___ Material supplied

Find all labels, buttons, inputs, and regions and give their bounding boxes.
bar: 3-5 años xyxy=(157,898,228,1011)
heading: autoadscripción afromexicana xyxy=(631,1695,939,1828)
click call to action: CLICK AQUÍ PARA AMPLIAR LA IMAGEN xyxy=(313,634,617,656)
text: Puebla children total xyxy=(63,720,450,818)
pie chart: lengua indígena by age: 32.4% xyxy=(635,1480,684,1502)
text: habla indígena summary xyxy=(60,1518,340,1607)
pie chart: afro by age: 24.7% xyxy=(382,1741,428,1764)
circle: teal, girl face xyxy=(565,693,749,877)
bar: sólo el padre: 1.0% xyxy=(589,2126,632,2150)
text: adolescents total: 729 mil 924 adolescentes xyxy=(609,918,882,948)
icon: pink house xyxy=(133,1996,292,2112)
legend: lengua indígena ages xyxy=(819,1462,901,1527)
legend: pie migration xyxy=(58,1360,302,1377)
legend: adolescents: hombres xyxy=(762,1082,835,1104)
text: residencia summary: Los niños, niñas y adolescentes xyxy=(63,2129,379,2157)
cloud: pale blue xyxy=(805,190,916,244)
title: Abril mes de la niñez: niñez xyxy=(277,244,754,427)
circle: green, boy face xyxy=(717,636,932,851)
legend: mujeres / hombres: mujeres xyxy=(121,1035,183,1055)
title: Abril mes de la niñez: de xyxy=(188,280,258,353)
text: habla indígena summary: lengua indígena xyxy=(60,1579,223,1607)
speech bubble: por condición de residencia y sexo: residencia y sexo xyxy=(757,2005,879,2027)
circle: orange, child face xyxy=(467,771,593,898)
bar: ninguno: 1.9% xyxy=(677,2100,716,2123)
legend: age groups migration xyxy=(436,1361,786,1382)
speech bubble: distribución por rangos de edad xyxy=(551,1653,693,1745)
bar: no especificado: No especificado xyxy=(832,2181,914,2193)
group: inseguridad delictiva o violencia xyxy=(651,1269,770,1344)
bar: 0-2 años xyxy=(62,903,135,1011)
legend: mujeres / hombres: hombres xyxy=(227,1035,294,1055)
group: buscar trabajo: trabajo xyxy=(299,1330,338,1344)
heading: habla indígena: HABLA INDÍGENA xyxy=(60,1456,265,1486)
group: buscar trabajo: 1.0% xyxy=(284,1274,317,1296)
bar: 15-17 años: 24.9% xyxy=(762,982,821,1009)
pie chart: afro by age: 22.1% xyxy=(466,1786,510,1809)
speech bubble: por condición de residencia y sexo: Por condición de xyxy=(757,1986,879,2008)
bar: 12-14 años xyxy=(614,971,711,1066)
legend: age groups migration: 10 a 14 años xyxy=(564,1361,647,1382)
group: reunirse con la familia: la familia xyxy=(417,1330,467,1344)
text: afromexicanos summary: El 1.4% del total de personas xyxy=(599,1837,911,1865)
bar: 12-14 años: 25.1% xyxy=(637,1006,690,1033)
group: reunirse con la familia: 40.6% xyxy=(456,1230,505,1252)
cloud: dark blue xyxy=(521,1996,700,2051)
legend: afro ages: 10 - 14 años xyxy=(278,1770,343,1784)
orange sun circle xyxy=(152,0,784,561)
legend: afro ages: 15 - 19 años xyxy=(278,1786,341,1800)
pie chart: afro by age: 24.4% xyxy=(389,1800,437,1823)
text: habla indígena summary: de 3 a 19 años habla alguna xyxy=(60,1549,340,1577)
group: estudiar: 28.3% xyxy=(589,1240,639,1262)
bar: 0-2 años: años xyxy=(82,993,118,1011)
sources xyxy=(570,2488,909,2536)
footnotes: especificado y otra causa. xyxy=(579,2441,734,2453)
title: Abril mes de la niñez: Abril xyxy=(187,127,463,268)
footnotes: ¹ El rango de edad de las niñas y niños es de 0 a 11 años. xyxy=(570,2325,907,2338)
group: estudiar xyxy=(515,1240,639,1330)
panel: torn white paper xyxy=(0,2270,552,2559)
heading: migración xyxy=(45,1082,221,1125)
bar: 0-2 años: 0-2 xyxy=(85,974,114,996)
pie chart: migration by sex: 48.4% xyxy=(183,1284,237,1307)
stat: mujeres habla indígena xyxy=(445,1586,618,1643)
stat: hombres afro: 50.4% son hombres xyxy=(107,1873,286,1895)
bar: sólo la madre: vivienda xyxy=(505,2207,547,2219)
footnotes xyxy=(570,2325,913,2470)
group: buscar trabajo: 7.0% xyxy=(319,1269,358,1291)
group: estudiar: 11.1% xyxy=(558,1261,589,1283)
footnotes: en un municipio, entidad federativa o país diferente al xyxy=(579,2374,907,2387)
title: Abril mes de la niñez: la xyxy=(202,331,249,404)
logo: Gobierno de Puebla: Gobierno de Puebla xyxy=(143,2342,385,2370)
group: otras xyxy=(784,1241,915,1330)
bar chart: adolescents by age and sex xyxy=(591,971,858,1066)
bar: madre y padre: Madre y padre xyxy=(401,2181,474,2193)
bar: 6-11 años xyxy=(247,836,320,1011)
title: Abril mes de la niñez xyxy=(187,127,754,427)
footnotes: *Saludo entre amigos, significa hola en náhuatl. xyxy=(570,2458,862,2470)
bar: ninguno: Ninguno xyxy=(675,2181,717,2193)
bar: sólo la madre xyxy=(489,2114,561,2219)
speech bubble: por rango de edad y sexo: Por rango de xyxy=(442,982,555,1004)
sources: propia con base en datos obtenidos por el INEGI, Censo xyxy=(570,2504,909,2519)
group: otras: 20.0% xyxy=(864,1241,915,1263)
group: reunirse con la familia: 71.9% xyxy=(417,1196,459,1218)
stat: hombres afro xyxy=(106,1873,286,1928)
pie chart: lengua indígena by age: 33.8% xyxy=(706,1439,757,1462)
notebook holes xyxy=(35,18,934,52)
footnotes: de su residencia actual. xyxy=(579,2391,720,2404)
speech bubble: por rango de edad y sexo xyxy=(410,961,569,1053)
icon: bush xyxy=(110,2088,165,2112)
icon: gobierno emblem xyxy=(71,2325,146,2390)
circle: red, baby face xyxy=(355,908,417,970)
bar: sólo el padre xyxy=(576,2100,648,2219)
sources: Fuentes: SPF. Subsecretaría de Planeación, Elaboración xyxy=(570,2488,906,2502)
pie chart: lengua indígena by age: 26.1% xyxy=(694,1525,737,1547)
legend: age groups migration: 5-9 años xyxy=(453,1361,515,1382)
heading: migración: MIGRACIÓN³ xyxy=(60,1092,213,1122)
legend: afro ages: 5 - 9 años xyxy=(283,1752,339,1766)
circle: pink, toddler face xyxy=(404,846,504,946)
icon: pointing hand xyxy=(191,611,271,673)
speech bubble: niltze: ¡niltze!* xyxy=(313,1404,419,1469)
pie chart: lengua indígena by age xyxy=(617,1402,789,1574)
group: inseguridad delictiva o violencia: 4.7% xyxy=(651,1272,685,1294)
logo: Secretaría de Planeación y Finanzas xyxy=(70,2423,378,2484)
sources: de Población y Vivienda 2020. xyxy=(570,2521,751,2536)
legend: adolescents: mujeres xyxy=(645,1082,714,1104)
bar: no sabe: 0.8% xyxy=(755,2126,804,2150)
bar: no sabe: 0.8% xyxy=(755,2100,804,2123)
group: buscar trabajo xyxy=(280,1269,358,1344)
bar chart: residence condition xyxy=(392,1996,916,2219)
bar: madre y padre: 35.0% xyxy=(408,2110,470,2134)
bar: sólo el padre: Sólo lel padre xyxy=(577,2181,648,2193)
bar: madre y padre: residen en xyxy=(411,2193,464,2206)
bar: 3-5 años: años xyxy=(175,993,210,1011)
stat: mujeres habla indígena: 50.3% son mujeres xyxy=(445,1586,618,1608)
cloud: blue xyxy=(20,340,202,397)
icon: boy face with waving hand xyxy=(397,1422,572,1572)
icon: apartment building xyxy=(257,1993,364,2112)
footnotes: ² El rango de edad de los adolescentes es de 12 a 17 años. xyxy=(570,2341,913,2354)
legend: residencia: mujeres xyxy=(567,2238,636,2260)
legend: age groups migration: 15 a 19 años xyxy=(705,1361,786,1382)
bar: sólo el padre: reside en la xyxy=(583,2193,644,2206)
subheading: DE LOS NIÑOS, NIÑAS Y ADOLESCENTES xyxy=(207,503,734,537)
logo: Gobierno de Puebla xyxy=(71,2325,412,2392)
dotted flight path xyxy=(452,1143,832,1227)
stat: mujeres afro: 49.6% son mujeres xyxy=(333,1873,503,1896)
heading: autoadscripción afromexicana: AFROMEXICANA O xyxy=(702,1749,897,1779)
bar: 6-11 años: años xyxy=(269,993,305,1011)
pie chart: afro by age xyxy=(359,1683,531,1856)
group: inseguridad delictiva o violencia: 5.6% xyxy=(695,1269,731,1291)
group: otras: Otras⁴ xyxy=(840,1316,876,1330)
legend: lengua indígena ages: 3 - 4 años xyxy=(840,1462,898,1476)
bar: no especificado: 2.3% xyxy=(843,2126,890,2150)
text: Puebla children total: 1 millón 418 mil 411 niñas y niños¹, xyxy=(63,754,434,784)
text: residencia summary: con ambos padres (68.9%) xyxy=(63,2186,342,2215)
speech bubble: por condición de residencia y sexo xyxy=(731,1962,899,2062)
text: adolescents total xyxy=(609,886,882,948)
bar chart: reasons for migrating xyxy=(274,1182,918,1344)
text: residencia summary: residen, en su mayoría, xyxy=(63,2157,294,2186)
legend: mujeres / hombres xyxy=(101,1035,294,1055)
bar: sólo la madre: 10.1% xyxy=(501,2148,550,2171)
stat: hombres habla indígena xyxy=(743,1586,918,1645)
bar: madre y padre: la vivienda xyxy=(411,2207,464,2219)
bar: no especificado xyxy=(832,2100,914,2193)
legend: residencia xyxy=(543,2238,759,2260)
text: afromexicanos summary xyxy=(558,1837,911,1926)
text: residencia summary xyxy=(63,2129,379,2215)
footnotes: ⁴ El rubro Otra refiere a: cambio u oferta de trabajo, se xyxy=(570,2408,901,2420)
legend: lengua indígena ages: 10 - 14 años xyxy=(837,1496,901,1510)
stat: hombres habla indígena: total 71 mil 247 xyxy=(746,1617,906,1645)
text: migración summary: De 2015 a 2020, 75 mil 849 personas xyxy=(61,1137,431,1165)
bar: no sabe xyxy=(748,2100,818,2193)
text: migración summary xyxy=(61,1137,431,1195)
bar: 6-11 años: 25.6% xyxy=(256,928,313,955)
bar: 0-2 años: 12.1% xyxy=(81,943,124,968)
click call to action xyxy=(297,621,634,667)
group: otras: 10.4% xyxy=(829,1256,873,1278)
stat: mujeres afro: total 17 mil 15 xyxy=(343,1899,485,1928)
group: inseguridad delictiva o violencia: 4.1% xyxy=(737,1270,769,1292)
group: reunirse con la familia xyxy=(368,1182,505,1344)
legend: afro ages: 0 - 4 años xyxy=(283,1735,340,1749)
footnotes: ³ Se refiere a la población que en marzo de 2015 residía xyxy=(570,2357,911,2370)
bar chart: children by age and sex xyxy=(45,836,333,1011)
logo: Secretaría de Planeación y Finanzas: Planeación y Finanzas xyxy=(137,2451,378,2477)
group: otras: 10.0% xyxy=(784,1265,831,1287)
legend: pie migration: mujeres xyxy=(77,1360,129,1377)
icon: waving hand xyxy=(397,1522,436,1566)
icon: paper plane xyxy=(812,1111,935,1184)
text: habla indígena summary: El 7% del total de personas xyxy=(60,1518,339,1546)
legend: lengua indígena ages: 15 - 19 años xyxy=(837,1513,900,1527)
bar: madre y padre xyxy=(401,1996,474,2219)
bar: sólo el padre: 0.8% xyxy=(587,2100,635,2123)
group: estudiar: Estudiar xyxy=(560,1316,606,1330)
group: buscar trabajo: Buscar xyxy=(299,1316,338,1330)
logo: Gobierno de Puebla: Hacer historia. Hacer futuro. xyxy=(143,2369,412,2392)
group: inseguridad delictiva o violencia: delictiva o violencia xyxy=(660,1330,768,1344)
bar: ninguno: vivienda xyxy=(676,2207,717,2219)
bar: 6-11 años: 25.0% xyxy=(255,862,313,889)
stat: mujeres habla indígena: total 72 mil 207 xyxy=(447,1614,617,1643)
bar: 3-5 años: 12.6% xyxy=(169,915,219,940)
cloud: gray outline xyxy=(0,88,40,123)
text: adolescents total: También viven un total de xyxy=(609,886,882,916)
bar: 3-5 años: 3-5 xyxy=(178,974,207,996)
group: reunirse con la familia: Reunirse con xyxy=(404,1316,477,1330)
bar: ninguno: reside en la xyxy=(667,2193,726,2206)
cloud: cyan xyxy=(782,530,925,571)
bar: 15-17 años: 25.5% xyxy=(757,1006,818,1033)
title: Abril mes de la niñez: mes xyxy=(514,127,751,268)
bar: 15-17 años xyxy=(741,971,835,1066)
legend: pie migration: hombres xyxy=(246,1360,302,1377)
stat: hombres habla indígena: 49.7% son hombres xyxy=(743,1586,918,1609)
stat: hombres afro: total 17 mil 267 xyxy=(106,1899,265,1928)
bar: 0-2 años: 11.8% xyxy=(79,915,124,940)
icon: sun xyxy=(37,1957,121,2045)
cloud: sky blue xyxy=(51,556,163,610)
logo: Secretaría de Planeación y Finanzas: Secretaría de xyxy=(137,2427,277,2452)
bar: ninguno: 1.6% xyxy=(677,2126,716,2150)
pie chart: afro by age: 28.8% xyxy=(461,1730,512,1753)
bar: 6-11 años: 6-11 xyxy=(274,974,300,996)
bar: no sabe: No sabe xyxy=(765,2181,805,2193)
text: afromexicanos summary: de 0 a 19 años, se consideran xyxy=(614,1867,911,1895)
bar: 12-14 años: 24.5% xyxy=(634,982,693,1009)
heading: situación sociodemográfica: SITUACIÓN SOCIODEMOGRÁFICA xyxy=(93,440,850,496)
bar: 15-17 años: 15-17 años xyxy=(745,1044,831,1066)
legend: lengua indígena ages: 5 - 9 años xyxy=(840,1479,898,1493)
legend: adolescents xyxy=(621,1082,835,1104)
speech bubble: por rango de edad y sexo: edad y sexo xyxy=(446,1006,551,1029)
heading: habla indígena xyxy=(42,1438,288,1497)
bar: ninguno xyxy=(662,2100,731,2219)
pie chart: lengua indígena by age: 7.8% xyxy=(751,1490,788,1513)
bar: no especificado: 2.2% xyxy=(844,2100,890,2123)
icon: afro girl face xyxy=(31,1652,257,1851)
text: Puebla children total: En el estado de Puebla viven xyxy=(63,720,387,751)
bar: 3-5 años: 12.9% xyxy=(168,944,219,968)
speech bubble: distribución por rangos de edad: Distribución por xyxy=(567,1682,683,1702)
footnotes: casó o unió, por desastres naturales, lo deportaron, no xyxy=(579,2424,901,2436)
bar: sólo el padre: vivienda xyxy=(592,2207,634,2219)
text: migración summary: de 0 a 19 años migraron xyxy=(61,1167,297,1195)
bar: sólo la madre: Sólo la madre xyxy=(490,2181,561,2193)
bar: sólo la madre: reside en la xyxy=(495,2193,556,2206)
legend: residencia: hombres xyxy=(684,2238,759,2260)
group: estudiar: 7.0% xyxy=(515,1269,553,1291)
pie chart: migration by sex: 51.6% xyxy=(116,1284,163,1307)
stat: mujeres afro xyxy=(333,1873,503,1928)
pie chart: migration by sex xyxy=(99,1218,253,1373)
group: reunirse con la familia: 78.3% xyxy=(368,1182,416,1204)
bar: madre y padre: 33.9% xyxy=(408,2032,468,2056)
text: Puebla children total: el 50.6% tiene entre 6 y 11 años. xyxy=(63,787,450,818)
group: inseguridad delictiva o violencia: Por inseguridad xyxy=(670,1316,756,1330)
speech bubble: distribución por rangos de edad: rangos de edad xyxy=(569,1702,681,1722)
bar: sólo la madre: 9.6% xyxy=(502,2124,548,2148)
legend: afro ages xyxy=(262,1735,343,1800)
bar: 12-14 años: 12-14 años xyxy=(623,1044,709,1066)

______

• Short exercise
Reproduce the items verbatim, starting with the first line and ending with the line that contains "speech bubble: por condición de residencia y sexo: Por", with both of those lines included.

• Expected output
Find all labels, buttons, inputs, and regions and give their bounding boxes.
bar: 3-5 años xyxy=(157,898,228,1011)
heading: autoadscripción afromexicana xyxy=(631,1695,939,1828)
click call to action: CLICK AQUÍ PARA AMPLIAR LA IMAGEN xyxy=(313,634,617,656)
text: Puebla children total xyxy=(63,720,450,818)
pie chart: lengua indígena by age: 32.4% xyxy=(635,1480,684,1502)
text: habla indígena summary xyxy=(60,1518,340,1607)
pie chart: afro by age: 24.7% xyxy=(382,1741,428,1764)
circle: teal, girl face xyxy=(565,693,749,877)
bar: sólo el padre: 1.0% xyxy=(589,2126,632,2150)
text: adolescents total: 729 mil 924 adolescentes xyxy=(609,918,882,948)
icon: pink house xyxy=(133,1996,292,2112)
legend: lengua indígena ages xyxy=(819,1462,901,1527)
legend: pie migration xyxy=(58,1360,302,1377)
legend: adolescents: hombres xyxy=(762,1082,835,1104)
text: residencia summary: Los niños, niñas y adolescentes xyxy=(63,2129,379,2157)
cloud: pale blue xyxy=(805,190,916,244)
title: Abril mes de la niñez: niñez xyxy=(277,244,754,427)
circle: green, boy face xyxy=(717,636,932,851)
legend: mujeres / hombres: mujeres xyxy=(121,1035,183,1055)
title: Abril mes de la niñez: de xyxy=(188,280,258,353)
text: habla indígena summary: lengua indígena xyxy=(60,1579,223,1607)
speech bubble: por condición de residencia y sexo: residencia y sexo xyxy=(757,2005,879,2027)
circle: orange, child face xyxy=(467,771,593,898)
bar: ninguno: 1.9% xyxy=(677,2100,716,2123)
legend: age groups migration xyxy=(436,1361,786,1382)
speech bubble: distribución por rangos de edad xyxy=(551,1653,693,1745)
bar: no especificado: No especificado xyxy=(832,2181,914,2193)
group: inseguridad delictiva o violencia xyxy=(651,1269,770,1344)
bar: 0-2 años xyxy=(62,903,135,1011)
legend: mujeres / hombres: hombres xyxy=(227,1035,294,1055)
group: buscar trabajo: trabajo xyxy=(299,1330,338,1344)
heading: habla indígena: HABLA INDÍGENA xyxy=(60,1456,265,1486)
group: buscar trabajo: 1.0% xyxy=(284,1274,317,1296)
bar: 15-17 años: 24.9% xyxy=(762,982,821,1009)
pie chart: afro by age: 22.1% xyxy=(466,1786,510,1809)
speech bubble: por condición de residencia y sexo: Por condición de xyxy=(757,1986,879,2008)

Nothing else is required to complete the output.